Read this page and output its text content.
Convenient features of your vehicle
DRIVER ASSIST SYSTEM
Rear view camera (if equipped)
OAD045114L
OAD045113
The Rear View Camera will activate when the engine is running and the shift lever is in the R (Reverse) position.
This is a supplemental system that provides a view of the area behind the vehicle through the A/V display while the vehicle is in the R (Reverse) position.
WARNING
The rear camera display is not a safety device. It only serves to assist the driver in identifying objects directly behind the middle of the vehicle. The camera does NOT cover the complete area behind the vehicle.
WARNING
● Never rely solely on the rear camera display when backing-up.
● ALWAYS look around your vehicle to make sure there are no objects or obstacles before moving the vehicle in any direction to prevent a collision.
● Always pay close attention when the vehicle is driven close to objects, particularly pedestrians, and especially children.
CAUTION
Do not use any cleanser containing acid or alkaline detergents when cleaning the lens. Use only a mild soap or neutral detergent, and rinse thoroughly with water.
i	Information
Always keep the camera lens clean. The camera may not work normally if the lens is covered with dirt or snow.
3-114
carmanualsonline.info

-=-=-

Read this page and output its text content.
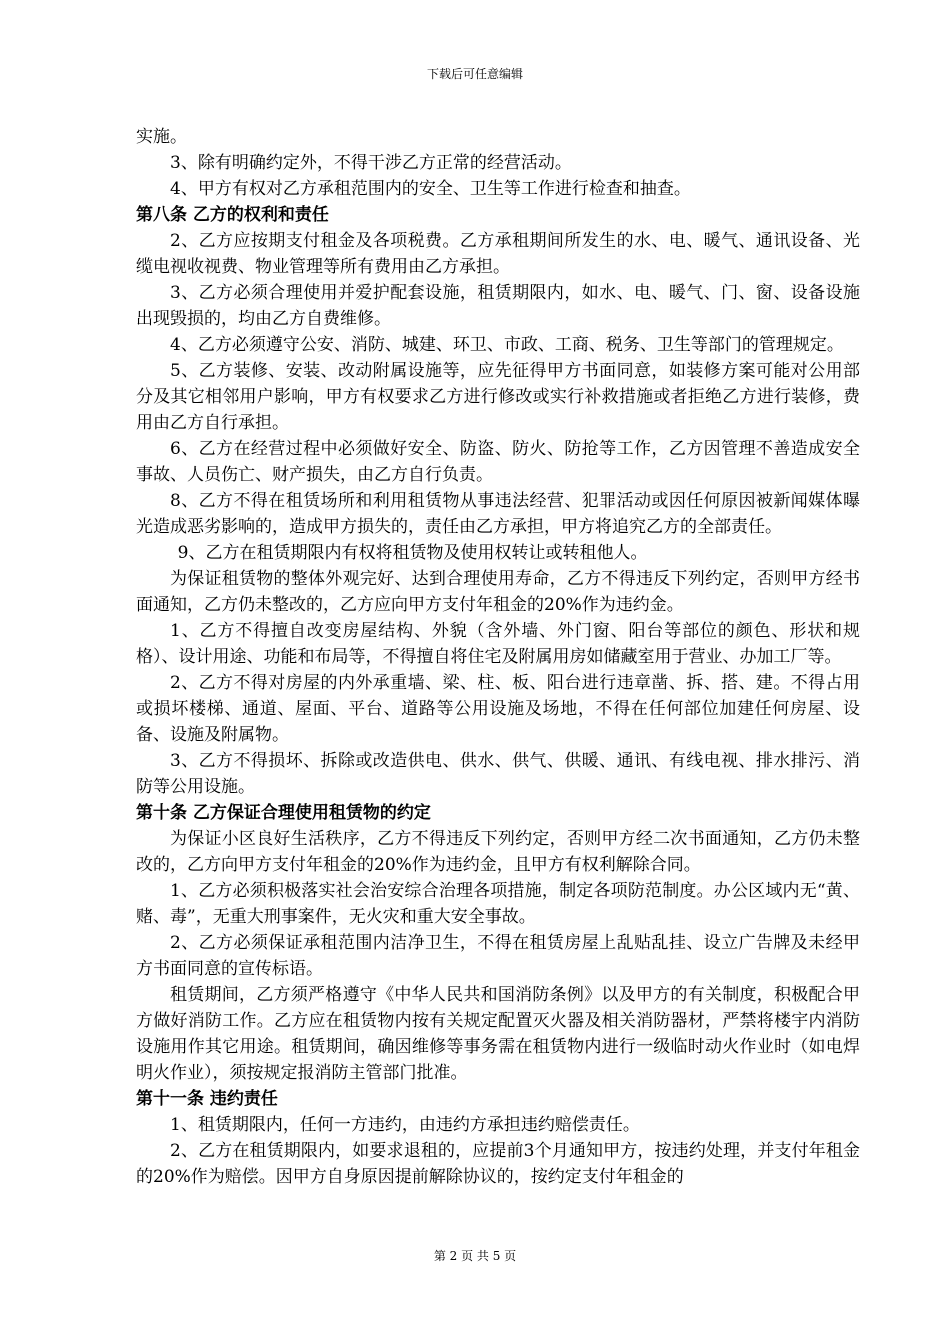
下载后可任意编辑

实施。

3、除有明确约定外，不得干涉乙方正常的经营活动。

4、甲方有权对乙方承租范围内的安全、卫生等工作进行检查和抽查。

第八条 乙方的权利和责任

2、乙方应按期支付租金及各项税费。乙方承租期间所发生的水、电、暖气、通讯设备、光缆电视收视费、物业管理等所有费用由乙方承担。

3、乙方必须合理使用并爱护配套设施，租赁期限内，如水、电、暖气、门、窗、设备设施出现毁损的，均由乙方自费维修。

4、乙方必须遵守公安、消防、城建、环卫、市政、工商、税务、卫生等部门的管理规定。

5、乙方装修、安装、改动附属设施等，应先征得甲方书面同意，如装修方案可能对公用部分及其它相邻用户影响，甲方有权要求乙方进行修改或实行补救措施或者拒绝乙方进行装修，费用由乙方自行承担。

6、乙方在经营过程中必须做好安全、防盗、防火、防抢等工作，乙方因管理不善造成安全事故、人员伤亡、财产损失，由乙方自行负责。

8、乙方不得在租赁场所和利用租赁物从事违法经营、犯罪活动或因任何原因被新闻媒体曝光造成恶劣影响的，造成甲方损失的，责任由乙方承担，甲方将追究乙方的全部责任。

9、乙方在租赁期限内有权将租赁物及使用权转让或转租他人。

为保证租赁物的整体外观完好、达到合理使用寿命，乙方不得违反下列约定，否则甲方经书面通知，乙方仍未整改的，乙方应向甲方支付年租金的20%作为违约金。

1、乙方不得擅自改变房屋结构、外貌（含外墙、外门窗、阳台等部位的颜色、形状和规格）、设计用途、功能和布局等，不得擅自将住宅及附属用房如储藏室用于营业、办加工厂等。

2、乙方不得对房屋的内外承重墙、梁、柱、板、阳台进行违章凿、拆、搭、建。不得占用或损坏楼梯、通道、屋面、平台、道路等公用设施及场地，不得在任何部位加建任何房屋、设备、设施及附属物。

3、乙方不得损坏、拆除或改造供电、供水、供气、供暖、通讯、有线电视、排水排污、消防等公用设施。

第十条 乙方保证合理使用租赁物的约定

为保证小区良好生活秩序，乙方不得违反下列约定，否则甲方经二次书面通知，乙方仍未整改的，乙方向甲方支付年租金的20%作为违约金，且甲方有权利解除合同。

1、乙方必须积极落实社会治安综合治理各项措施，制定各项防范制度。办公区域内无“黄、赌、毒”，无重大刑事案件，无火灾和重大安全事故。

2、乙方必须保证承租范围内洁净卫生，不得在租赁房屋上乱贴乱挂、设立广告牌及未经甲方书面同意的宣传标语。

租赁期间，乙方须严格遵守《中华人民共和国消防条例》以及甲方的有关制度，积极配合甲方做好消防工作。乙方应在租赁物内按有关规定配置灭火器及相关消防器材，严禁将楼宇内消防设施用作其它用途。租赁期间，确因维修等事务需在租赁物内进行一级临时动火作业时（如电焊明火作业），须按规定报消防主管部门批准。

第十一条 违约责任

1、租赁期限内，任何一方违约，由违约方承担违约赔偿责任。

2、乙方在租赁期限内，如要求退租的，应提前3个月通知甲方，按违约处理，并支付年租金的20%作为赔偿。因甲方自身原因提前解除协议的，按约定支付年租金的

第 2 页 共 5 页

-=-=-

**Task objective:** Check each line of the records for the word "position" and extract those that contain it.

**Solution to the problem:**
The Rear View Camera will activate when the engine is running and the shift lever is in the R (Reverse) position.
This is a supplemental system that provides a view of the area behind the vehicle through the A/V display while the vehicle is in the R (Reverse) position.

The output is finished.